## [Data shown]
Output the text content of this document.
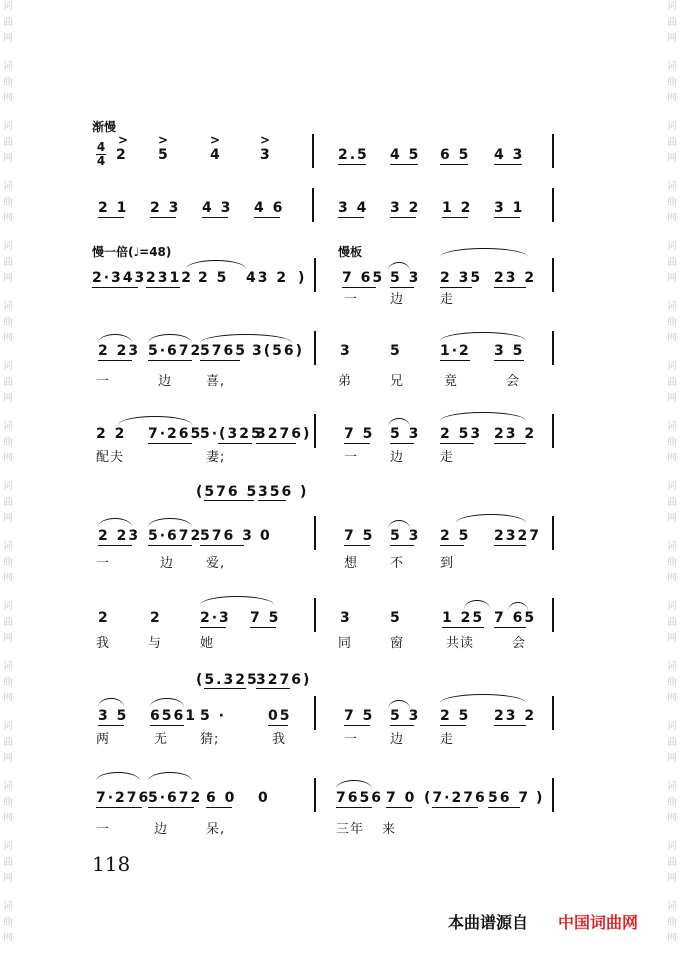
词
曲
网
词
曲
网
词
曲
网
词
曲
网
词
曲
网
词
曲
网
词
曲
网
词
曲
网
词
曲
网
词
曲
网
词
曲
网
词
曲
网
词
曲
网
词
曲
网
词
曲
网
词
曲
网
词
曲
网
词
曲
网
词
曲
网
词
曲
网
词
曲
网
词
曲
网
词
曲
网
词
曲
网
词
曲
网
词
曲
网
词
曲
网
词
曲
网
词
曲
网
词
曲
网
词
曲
网
词
曲
网
渐慢
慢一倍(♩=48)	慢板
4
4
> >	>	>
2 5	4	3	2.5 4 5 6 5 4 3
2 1 2 3 4 3 4 6	3 4 3 2 1 2 3 1
2·343 2312 2 5 43 2 )	7 65 5 3 2 35 23 2
一 边	走
2 23 5·672
5765 3(56)	3	5	1·2 3 5
一	边	喜,	弟	兄	竟	会
2 2 7·265
5·(325
3276) 7 5 5 3 2 53 23 2
配夫	妻;	一 边	走
(576 5 356 )
2 23 5·672
576 3 0	7 5 5 3 2 5 2327
一	边 爱,	想 不	到
2	2	2·3 7 5	3	5	1 25 7 65
我	与	她	同	窗	共读	会
(5.325
3276)
3 5 6561 5 ·	05	7 5 5 3 2 5 23 2
两	无 猜;	我	一 边	走
7·276
5·672 6 0 0	7656 7 0 (7·276 56 7 )
一	边	呆,	三年 来
118
本曲谱源自 中国词曲网
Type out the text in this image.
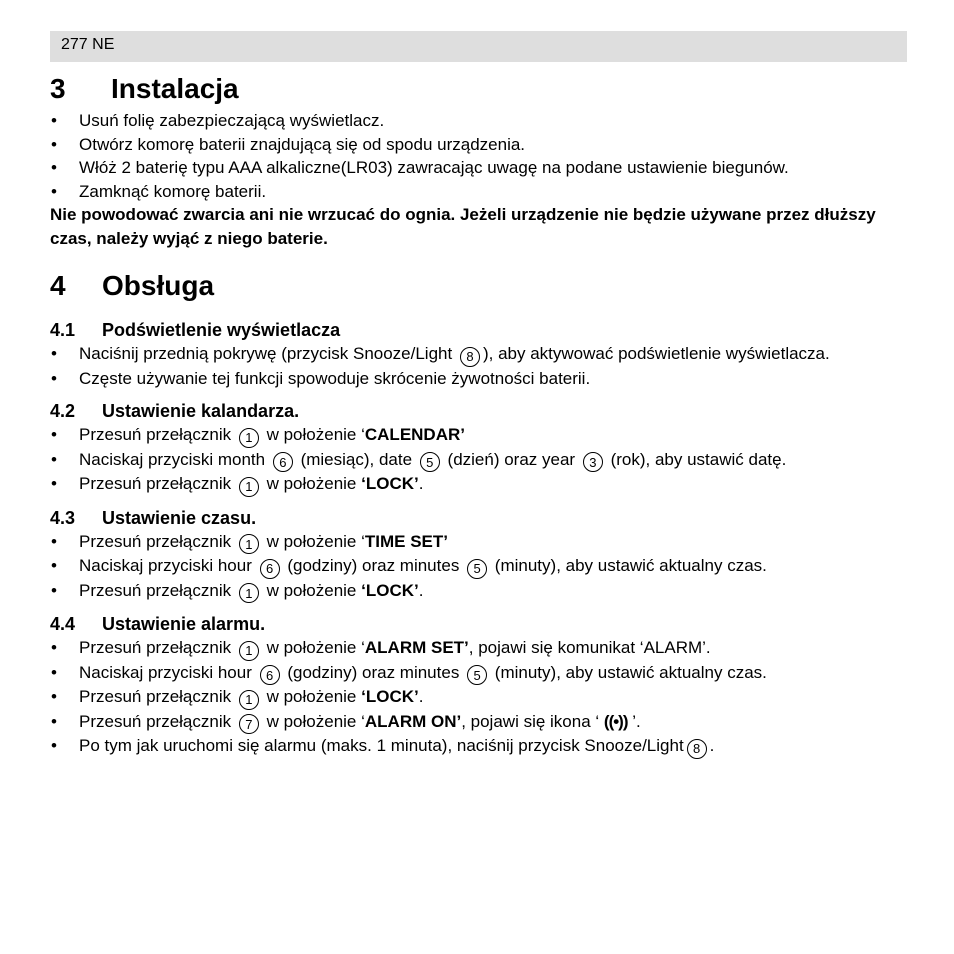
277 NE
3	Instalacja
• Usuń folię zabezpieczającą wyświetlacz.
• Otwórz komorę baterii znajdującą się od spodu urządzenia.
• Włóż 2 baterię typu AAA alkaliczne(LR03) zawracając uwagę na podane ustawienie biegunów.
• Zamknąć komorę baterii.

Nie powodować zwarcia ani nie wrzucać do ognia. Jeżeli urządzenie nie będzie używane przez dłuższy czas, należy wyjąć z niego baterie.

4	Obsługa
4.1	Podświetlenie wyświetlacza
• Naciśnij przednią pokrywę (przycisk Snooze/Light 8 ), aby aktywować podświetlenie wyświetlacza.
• Częste używanie tej funkcji spowoduje skrócenie żywotności baterii.
4.2	Ustawienie kalandarza.
• Przesuń przełącznik 1 w położenie ‘CALENDAR’
• Naciskaj przyciski month 6 (miesiąc), date 5 (dzień) oraz year 3 (rok), aby ustawić datę.
• Przesuń przełącznik 1 w położenie ‘LOCK’.
4.3	Ustawienie czasu.
• Przesuń przełącznik 1 w położenie ‘TIME SET’
• Naciskaj przyciski hour 6 (godziny) oraz minutes 5 (minuty), aby ustawić aktualny czas.
• Przesuń przełącznik 1 w położenie ‘LOCK’.
4.4	Ustawienie alarmu.
• Przesuń przełącznik 1 w położenie ‘ALARM SET’, pojawi się komunikat ‘ALARM’.
• Naciskaj przyciski hour 6 (godziny) oraz minutes 5 (minuty), aby ustawić aktualny czas.
• Przesuń przełącznik 1 w położenie ‘LOCK’.
• Przesuń przełącznik 7 w położenie ‘ALARM ON’, pojawi się ikona ‘ ((•)) ’.
• Po tym jak uruchomi się alarmu (maks. 1 minuta), naciśnij przycisk Snooze/Light 8 .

## [Brief]
Quote the material word for word, dropping any images it holds.

## [Written response]
Output the text content of this document.
词
曲
网
词
曲
网
词
曲
网
词
曲
网
词
曲
网
词
曲
网
词
曲
网
词
曲
网
词
曲
网
词
曲
网
词
曲
网
词
曲
网
词
曲
网
词
曲
网
词
曲
网
词
曲
网
词
曲
网
词
曲
网
词
曲
网
词
曲
网
词
曲
网
词
曲
网
词
曲
网
词
曲
网
词
曲
网
词
曲
网
词
曲
网
词
曲
网
词
曲
网
词
曲
网
词
曲
网
词
曲
网
渐慢
慢一倍(♩=48)	慢板
4
4
> >	>	>
2 5	4	3	2.5 4 5 6 5 4 3
2 1 2 3 4 3 4 6	3 4 3 2 1 2 3 1
2·343 2312 2 5 43 2 )	7 65 5 3 2 35 23 2
一 边	走
2 23 5·672
5765 3(56)	3	5	1·2 3 5
一	边	喜,	弟	兄	竟	会
2 2 7·265
5·(325
3276) 7 5 5 3 2 53 23 2
配夫	妻;	一 边	走
(576 5 356 )
2 23 5·672
576 3 0	7 5 5 3 2 5 2327
一	边 爱,	想 不	到
2	2	2·3 7 5	3	5	1 25 7 65
我	与	她	同	窗	共读	会
(5.325
3276)
3 5 6561 5 ·	05	7 5 5 3 2 5 23 2
两	无 猜;	我	一 边	走
7·276
5·672 6 0 0	7656 7 0 (7·276 56 7 )
一	边	呆,	三年 来
118
本曲谱源自 中国词曲网
Type out the text in this image.
277 NE
3	Instalacja
• Usuń folię zabezpieczającą wyświetlacz.
• Otwórz komorę baterii znajdującą się od spodu urządzenia.
• Włóż 2 baterię typu AAA alkaliczne(LR03) zawracając uwagę na podane ustawienie biegunów.
• Zamknąć komorę baterii.

Nie powodować zwarcia ani nie wrzucać do ognia. Jeżeli urządzenie nie będzie używane przez dłuższy czas, należy wyjąć z niego baterie.

4	Obsługa
4.1	Podświetlenie wyświetlacza
• Naciśnij przednią pokrywę (przycisk Snooze/Light 8 ), aby aktywować podświetlenie wyświetlacza.
• Częste używanie tej funkcji spowoduje skrócenie żywotności baterii.
4.2	Ustawienie kalandarza.
• Przesuń przełącznik 1 w położenie ‘CALENDAR’
• Naciskaj przyciski month 6 (miesiąc), date 5 (dzień) oraz year 3 (rok), aby ustawić datę.
• Przesuń przełącznik 1 w położenie ‘LOCK’.
4.3	Ustawienie czasu.
• Przesuń przełącznik 1 w położenie ‘TIME SET’
• Naciskaj przyciski hour 6 (godziny) oraz minutes 5 (minuty), aby ustawić aktualny czas.
• Przesuń przełącznik 1 w położenie ‘LOCK’.
4.4	Ustawienie alarmu.
• Przesuń przełącznik 1 w położenie ‘ALARM SET’, pojawi się komunikat ‘ALARM’.
• Naciskaj przyciski hour 6 (godziny) oraz minutes 5 (minuty), aby ustawić aktualny czas.
• Przesuń przełącznik 1 w położenie ‘LOCK’.
• Przesuń przełącznik 7 w położenie ‘ALARM ON’, pojawi się ikona ‘ ((•)) ’.
• Po tym jak uruchomi się alarmu (maks. 1 minuta), naciśnij przycisk Snooze/Light 8 .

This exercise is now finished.